(Items drawn from a data source)

════════════════════

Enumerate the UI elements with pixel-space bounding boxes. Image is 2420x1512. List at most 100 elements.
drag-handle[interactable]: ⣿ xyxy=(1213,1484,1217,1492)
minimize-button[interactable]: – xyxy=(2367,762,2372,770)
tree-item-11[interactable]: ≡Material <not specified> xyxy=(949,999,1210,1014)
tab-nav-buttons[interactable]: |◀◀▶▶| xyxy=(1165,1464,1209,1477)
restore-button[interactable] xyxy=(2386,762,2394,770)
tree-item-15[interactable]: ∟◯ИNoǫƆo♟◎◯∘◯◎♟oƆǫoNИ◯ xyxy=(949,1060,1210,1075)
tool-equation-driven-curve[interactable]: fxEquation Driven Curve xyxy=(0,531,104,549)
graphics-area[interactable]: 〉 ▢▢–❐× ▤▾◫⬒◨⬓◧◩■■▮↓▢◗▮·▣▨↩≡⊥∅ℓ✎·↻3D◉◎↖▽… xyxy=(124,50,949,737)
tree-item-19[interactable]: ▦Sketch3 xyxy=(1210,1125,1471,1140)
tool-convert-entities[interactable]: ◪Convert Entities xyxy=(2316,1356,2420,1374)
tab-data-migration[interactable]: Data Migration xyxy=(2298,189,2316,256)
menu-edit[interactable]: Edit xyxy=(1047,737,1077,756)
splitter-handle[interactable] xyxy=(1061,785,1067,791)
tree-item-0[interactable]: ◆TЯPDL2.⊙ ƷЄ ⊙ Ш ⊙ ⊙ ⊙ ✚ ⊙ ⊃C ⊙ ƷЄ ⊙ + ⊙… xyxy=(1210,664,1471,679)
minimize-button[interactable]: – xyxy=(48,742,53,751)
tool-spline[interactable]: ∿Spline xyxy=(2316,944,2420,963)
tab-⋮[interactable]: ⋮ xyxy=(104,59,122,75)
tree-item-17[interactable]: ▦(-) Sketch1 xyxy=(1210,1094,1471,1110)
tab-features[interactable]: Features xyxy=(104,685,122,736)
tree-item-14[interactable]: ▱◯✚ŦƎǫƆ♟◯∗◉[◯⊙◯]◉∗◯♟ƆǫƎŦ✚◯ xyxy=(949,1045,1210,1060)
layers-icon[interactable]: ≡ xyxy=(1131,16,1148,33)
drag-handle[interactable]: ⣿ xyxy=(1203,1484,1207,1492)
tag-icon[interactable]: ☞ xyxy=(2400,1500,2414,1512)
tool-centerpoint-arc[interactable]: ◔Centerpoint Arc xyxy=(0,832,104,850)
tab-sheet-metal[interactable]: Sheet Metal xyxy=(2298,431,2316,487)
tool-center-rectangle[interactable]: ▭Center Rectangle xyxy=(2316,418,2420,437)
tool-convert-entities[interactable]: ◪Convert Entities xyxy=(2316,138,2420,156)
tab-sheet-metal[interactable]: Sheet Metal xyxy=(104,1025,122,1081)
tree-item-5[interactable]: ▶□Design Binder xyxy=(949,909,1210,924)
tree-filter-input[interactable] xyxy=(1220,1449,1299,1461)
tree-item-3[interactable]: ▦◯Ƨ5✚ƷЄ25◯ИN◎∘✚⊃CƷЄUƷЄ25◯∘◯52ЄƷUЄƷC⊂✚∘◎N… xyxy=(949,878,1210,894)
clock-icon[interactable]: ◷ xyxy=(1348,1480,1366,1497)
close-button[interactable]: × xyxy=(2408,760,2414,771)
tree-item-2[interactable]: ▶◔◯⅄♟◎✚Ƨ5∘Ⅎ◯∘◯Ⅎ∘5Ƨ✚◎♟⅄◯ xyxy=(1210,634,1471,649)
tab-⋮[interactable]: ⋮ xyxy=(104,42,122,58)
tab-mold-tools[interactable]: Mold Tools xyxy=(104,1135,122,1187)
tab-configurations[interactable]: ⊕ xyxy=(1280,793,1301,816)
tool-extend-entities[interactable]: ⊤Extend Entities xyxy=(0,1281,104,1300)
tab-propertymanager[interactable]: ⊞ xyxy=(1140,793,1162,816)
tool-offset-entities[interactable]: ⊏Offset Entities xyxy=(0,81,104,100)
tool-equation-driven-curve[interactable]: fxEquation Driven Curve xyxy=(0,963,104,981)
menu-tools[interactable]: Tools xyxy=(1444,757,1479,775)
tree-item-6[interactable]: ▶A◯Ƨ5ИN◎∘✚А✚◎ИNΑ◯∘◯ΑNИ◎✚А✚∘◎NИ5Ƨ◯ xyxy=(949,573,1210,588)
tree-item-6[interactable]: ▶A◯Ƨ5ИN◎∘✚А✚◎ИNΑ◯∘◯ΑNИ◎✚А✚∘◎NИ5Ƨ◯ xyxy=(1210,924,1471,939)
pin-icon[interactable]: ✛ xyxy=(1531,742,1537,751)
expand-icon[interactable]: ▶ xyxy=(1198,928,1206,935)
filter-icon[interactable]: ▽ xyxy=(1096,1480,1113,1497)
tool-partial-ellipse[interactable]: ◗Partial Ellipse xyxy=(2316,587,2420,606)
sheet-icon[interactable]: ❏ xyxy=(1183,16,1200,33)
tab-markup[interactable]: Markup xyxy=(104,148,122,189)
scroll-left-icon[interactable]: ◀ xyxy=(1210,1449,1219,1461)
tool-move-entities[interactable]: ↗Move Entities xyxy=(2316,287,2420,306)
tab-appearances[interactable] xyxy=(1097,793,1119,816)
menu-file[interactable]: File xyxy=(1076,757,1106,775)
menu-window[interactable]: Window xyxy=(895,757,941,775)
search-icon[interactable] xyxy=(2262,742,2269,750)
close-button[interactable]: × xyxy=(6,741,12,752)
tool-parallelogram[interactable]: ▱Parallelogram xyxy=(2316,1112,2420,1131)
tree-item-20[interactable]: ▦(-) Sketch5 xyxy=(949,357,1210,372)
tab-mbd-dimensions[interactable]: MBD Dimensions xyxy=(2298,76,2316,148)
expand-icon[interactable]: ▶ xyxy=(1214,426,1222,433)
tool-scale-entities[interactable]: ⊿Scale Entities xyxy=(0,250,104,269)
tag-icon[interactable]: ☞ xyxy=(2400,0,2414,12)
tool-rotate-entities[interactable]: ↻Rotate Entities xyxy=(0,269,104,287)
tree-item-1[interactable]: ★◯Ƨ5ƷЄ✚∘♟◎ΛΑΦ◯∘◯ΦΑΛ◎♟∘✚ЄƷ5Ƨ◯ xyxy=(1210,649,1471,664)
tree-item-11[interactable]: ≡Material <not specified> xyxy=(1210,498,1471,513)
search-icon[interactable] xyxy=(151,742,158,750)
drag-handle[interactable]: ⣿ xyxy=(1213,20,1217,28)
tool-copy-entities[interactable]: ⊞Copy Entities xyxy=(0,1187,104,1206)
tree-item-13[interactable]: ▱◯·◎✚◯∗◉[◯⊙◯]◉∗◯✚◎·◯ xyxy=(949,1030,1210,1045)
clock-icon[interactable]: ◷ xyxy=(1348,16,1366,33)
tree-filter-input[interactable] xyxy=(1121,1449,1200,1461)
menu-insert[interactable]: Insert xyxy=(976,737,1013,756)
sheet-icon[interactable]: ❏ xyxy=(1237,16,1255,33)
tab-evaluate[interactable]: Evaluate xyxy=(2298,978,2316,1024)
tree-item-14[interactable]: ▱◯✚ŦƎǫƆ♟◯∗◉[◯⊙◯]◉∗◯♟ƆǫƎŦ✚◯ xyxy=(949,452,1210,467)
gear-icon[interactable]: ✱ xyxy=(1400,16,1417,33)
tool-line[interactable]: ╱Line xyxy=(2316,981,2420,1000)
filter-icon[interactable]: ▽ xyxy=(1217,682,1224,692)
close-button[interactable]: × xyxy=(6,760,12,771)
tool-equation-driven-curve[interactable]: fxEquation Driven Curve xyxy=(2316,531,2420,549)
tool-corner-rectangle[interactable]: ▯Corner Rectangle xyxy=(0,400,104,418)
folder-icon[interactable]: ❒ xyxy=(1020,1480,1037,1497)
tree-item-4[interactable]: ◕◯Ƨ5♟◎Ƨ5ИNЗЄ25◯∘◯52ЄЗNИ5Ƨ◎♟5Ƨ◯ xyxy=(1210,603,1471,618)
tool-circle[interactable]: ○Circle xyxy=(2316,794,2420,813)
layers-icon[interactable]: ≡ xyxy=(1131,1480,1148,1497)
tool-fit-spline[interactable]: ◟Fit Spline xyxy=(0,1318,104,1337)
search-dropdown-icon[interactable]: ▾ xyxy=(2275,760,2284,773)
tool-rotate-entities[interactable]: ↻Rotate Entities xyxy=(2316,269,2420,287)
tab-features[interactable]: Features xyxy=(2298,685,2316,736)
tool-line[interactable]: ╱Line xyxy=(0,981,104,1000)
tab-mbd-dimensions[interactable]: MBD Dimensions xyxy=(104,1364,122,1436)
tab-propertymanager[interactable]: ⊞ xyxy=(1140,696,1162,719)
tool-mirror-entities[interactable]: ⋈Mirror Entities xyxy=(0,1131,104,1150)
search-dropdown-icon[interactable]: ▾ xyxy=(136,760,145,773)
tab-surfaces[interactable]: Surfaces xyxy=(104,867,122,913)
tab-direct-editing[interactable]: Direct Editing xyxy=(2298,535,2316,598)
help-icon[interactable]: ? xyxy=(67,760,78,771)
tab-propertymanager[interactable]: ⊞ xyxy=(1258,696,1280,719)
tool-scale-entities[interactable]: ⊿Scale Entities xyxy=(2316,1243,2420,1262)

════════════════════

WORK REQUIRED: Starting at the beginning of the records and ending with the line that contains "graphics-area[interactable]: 〉 ▢▢–❐×", give each line as a numbered list, including that final line and omitting any blank lines.

EXERCISE RESULT:
1. Enumerate the UI elements with pixel-space bounding boxes. Image is 2420x1512. List at most 100 elements.
2. drag-handle[interactable]: ⣿ xyxy=(1213,1484,1217,1492)
3. minimize-button[interactable]: – xyxy=(2367,762,2372,770)
4. tree-item-11[interactable]: ≡Material <not specified> xyxy=(949,999,1210,1014)
5. tab-nav-buttons[interactable]: |◀◀▶▶| xyxy=(1165,1464,1209,1477)
6. restore-button[interactable] xyxy=(2386,762,2394,770)
7. tree-item-15[interactable]: ∟◯ИNoǫƆo♟◎◯∘◯◎♟oƆǫoNИ◯ xyxy=(949,1060,1210,1075)
8. tool-equation-driven-curve[interactable]: fxEquation Driven Curve xyxy=(0,531,104,549)
9. graphics-area[interactable]: 〉 ▢▢–❐× ▤▾◫⬒◨⬓◧◩■■▮↓▢◗▮·▣▨↩≡⊥∅ℓ✎·↻3D◉◎↖▽… xyxy=(124,50,949,737)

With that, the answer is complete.